▶ _GIVEN REQUEST_
Copy all lines below exactly as written. Leave pictures out.
_ _ _
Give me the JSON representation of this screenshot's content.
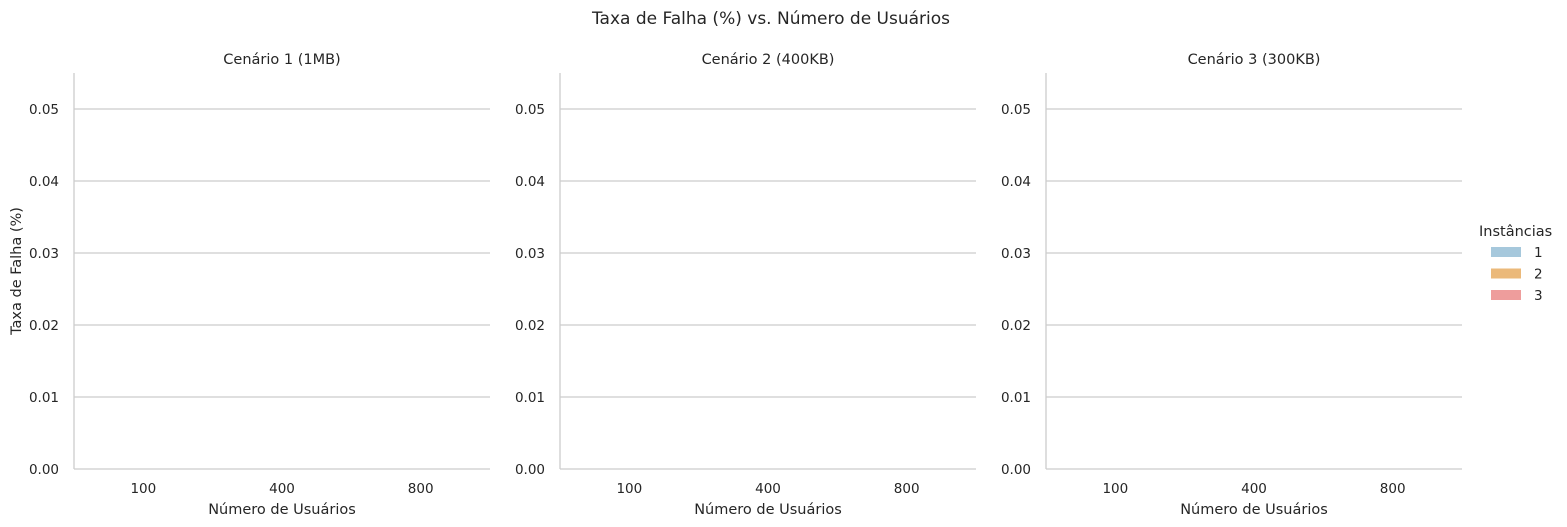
{
  "chart_data": {
    "title": "Taxa de Falha (%) vs. Número de Usuários",
    "type": "bar",
    "ylabel": "Taxa de Falha (%)",
    "xlabel": "Número de Usuários",
    "ylim": [
      0,
      0.055
    ],
    "yticks": [
      "0.00",
      "0.01",
      "0.02",
      "0.03",
      "0.04",
      "0.05"
    ],
    "ytick_values": [
      0,
      0.01,
      0.02,
      0.03,
      0.04,
      0.05
    ],
    "grid": "horizontal",
    "categories": [
      "100",
      "400",
      "800"
    ],
    "legend": {
      "title": "Instâncias",
      "placement": "right",
      "entries": [
        {
          "label": "1",
          "color": "#a6c8dc"
        },
        {
          "label": "2",
          "color": "#ebb97a"
        },
        {
          "label": "3",
          "color": "#ee9d9c"
        }
      ]
    },
    "panels": [
      {
        "title": "Cenário 1 (1MB)",
        "series": [
          {
            "name": "1",
            "values": [
              0,
              0,
              0
            ]
          },
          {
            "name": "2",
            "values": [
              0,
              0,
              0
            ]
          },
          {
            "name": "3",
            "values": [
              0,
              0,
              0
            ]
          }
        ]
      },
      {
        "title": "Cenário 2 (400KB)",
        "series": [
          {
            "name": "1",
            "values": [
              0,
              0,
              0
            ]
          },
          {
            "name": "2",
            "values": [
              0,
              0,
              0
            ]
          },
          {
            "name": "3",
            "values": [
              0,
              0,
              0
            ]
          }
        ]
      },
      {
        "title": "Cenário 3 (300KB)",
        "series": [
          {
            "name": "1",
            "values": [
              0,
              0,
              0
            ]
          },
          {
            "name": "2",
            "values": [
              0,
              0,
              0
            ]
          },
          {
            "name": "3",
            "values": [
              0,
              0,
              0
            ]
          }
        ]
      }
    ]
  }
}
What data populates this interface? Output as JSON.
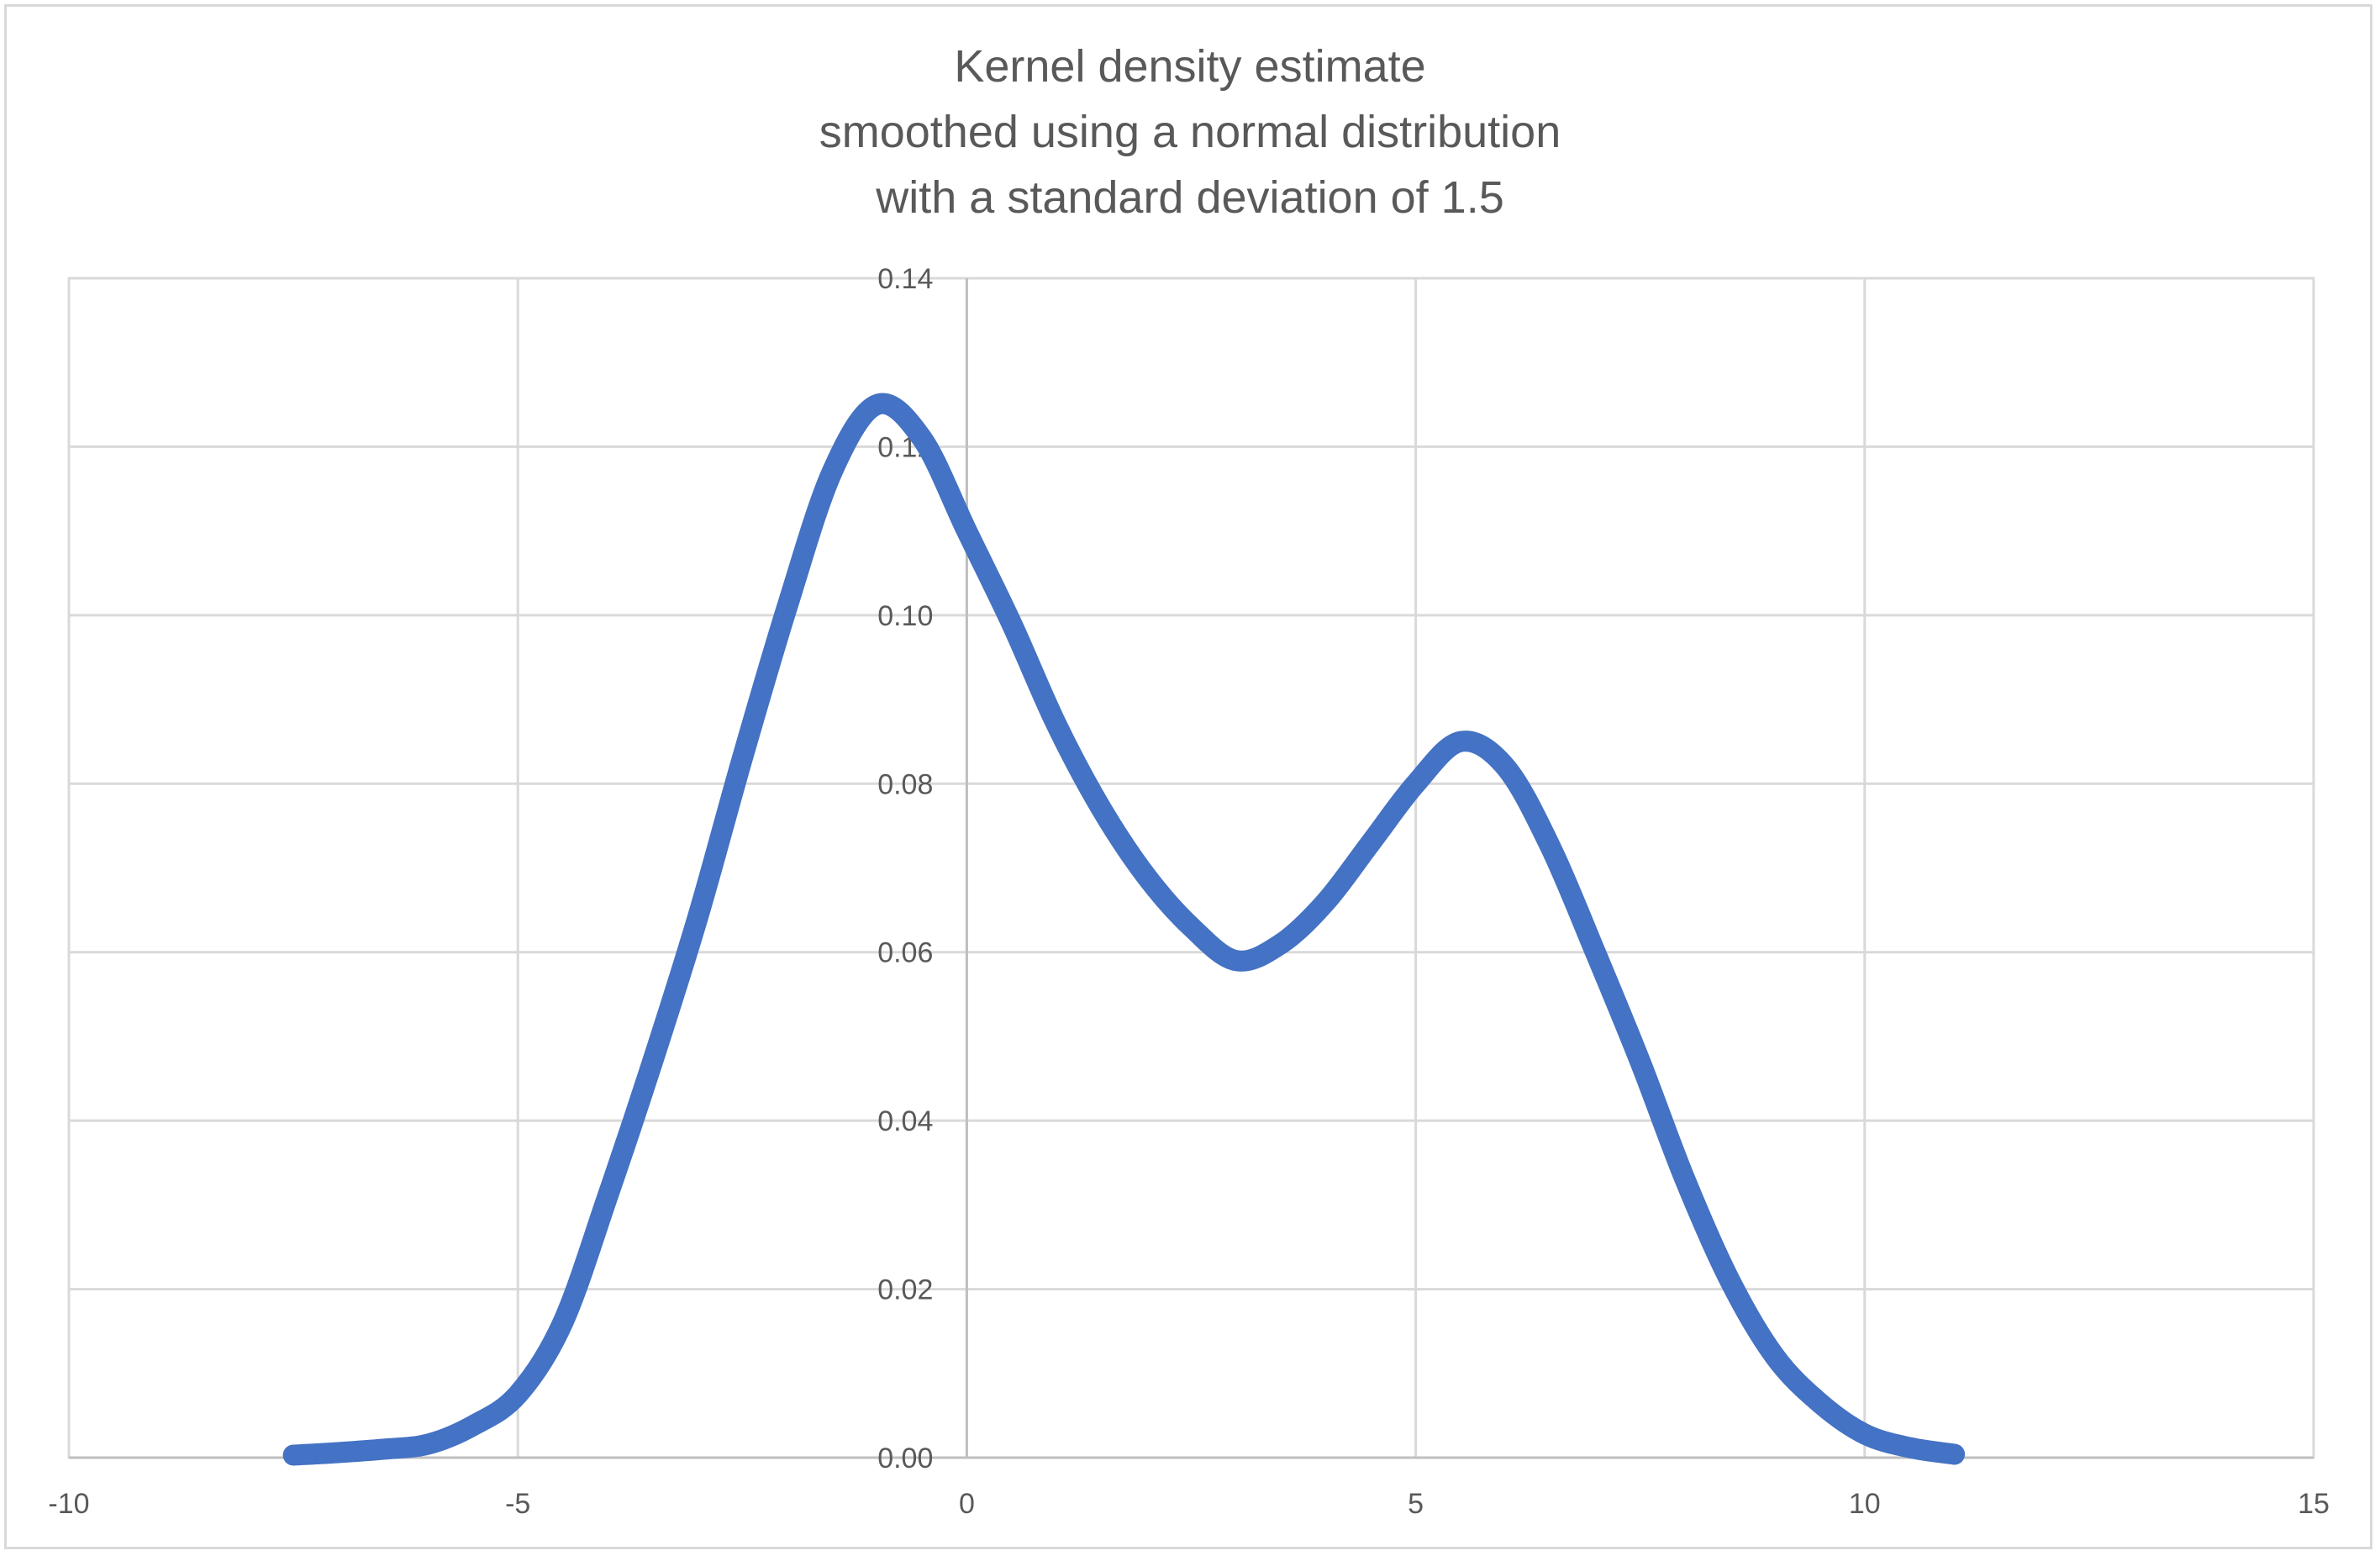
{
  "chart": {
    "title_lines": [
      "Kernel density estimate",
      "smoothed using a normal distribution",
      "with a standard deviation of 1.5"
    ],
    "line_color": "#4472C4",
    "gridline_color": "#d9d9d9",
    "label_color": "#595959"
  },
  "chart_data": {
    "type": "line",
    "title": "Kernel density estimate smoothed using a normal distribution with a standard deviation of 1.5",
    "xlabel": "",
    "ylabel": "",
    "xlim": [
      -10,
      15
    ],
    "ylim": [
      0,
      0.14
    ],
    "x_ticks": [
      -10,
      -5,
      0,
      5,
      10,
      15
    ],
    "x_tick_labels": [
      "-10",
      "-5",
      "0",
      "5",
      "10",
      "15"
    ],
    "y_ticks": [
      0,
      0.02,
      0.04,
      0.06,
      0.08,
      0.1,
      0.12,
      0.14
    ],
    "y_tick_labels": [
      "0.00",
      "0.02",
      "0.04",
      "0.06",
      "0.08",
      "0.10",
      "0.12",
      "0.14"
    ],
    "grid": true,
    "legend": null,
    "series": [
      {
        "name": "Kernel density estimate",
        "x": [
          -7.5,
          -7,
          -6.5,
          -6,
          -5.5,
          -5,
          -4.5,
          -4,
          -3.5,
          -3,
          -2.5,
          -2,
          -1.5,
          -1,
          -0.5,
          0,
          0.5,
          1,
          1.5,
          2,
          2.5,
          3,
          3.5,
          4,
          4.5,
          5,
          5.5,
          6,
          6.5,
          7,
          7.5,
          8,
          8.5,
          9,
          9.5,
          10,
          10.5,
          11
        ],
        "values": [
          0.0003,
          0.0006,
          0.001,
          0.0016,
          0.0038,
          0.0075,
          0.016,
          0.031,
          0.047,
          0.064,
          0.083,
          0.101,
          0.117,
          0.125,
          0.121,
          0.11,
          0.099,
          0.087,
          0.077,
          0.069,
          0.063,
          0.059,
          0.061,
          0.066,
          0.073,
          0.08,
          0.085,
          0.082,
          0.0725,
          0.06,
          0.047,
          0.033,
          0.021,
          0.012,
          0.0065,
          0.0028,
          0.0012,
          0.0004
        ]
      }
    ]
  }
}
_ _ _
▶ _EXERCISE SOLUTION_
Give me the JSON representation of this screenshot's content.
{
  "chart_data": {
    "title": "Taxa de Falha (%) vs. Número de Usuários",
    "type": "bar",
    "ylabel": "Taxa de Falha (%)",
    "xlabel": "Número de Usuários",
    "ylim": [
      0,
      0.055
    ],
    "yticks": [
      "0.00",
      "0.01",
      "0.02",
      "0.03",
      "0.04",
      "0.05"
    ],
    "ytick_values": [
      0,
      0.01,
      0.02,
      0.03,
      0.04,
      0.05
    ],
    "grid": "horizontal",
    "categories": [
      "100",
      "400",
      "800"
    ],
    "legend": {
      "title": "Instâncias",
      "placement": "right",
      "entries": [
        {
          "label": "1",
          "color": "#a6c8dc"
        },
        {
          "label": "2",
          "color": "#ebb97a"
        },
        {
          "label": "3",
          "color": "#ee9d9c"
        }
      ]
    },
    "panels": [
      {
        "title": "Cenário 1 (1MB)",
        "series": [
          {
            "name": "1",
            "values": [
              0,
              0,
              0
            ]
          },
          {
            "name": "2",
            "values": [
              0,
              0,
              0
            ]
          },
          {
            "name": "3",
            "values": [
              0,
              0,
              0
            ]
          }
        ]
      },
      {
        "title": "Cenário 2 (400KB)",
        "series": [
          {
            "name": "1",
            "values": [
              0,
              0,
              0
            ]
          },
          {
            "name": "2",
            "values": [
              0,
              0,
              0
            ]
          },
          {
            "name": "3",
            "values": [
              0,
              0,
              0
            ]
          }
        ]
      },
      {
        "title": "Cenário 3 (300KB)",
        "series": [
          {
            "name": "1",
            "values": [
              0,
              0,
              0
            ]
          },
          {
            "name": "2",
            "values": [
              0,
              0,
              0
            ]
          },
          {
            "name": "3",
            "values": [
              0,
              0,
              0
            ]
          }
        ]
      }
    ]
  }
}
What data populates this interface? Output as JSON.
{
  "chart": {
    "title_lines": [
      "Kernel density estimate",
      "smoothed using a normal distribution",
      "with a standard deviation of 1.5"
    ],
    "line_color": "#4472C4",
    "gridline_color": "#d9d9d9",
    "label_color": "#595959"
  },
  "chart_data": {
    "type": "line",
    "title": "Kernel density estimate smoothed using a normal distribution with a standard deviation of 1.5",
    "xlabel": "",
    "ylabel": "",
    "xlim": [
      -10,
      15
    ],
    "ylim": [
      0,
      0.14
    ],
    "x_ticks": [
      -10,
      -5,
      0,
      5,
      10,
      15
    ],
    "x_tick_labels": [
      "-10",
      "-5",
      "0",
      "5",
      "10",
      "15"
    ],
    "y_ticks": [
      0,
      0.02,
      0.04,
      0.06,
      0.08,
      0.1,
      0.12,
      0.14
    ],
    "y_tick_labels": [
      "0.00",
      "0.02",
      "0.04",
      "0.06",
      "0.08",
      "0.10",
      "0.12",
      "0.14"
    ],
    "grid": true,
    "legend": null,
    "series": [
      {
        "name": "Kernel density estimate",
        "x": [
          -7.5,
          -7,
          -6.5,
          -6,
          -5.5,
          -5,
          -4.5,
          -4,
          -3.5,
          -3,
          -2.5,
          -2,
          -1.5,
          -1,
          -0.5,
          0,
          0.5,
          1,
          1.5,
          2,
          2.5,
          3,
          3.5,
          4,
          4.5,
          5,
          5.5,
          6,
          6.5,
          7,
          7.5,
          8,
          8.5,
          9,
          9.5,
          10,
          10.5,
          11
        ],
        "values": [
          0.0003,
          0.0006,
          0.001,
          0.0016,
          0.0038,
          0.0075,
          0.016,
          0.031,
          0.047,
          0.064,
          0.083,
          0.101,
          0.117,
          0.125,
          0.121,
          0.11,
          0.099,
          0.087,
          0.077,
          0.069,
          0.063,
          0.059,
          0.061,
          0.066,
          0.073,
          0.08,
          0.085,
          0.082,
          0.0725,
          0.06,
          0.047,
          0.033,
          0.021,
          0.012,
          0.0065,
          0.0028,
          0.0012,
          0.0004
        ]
      }
    ]
  }
}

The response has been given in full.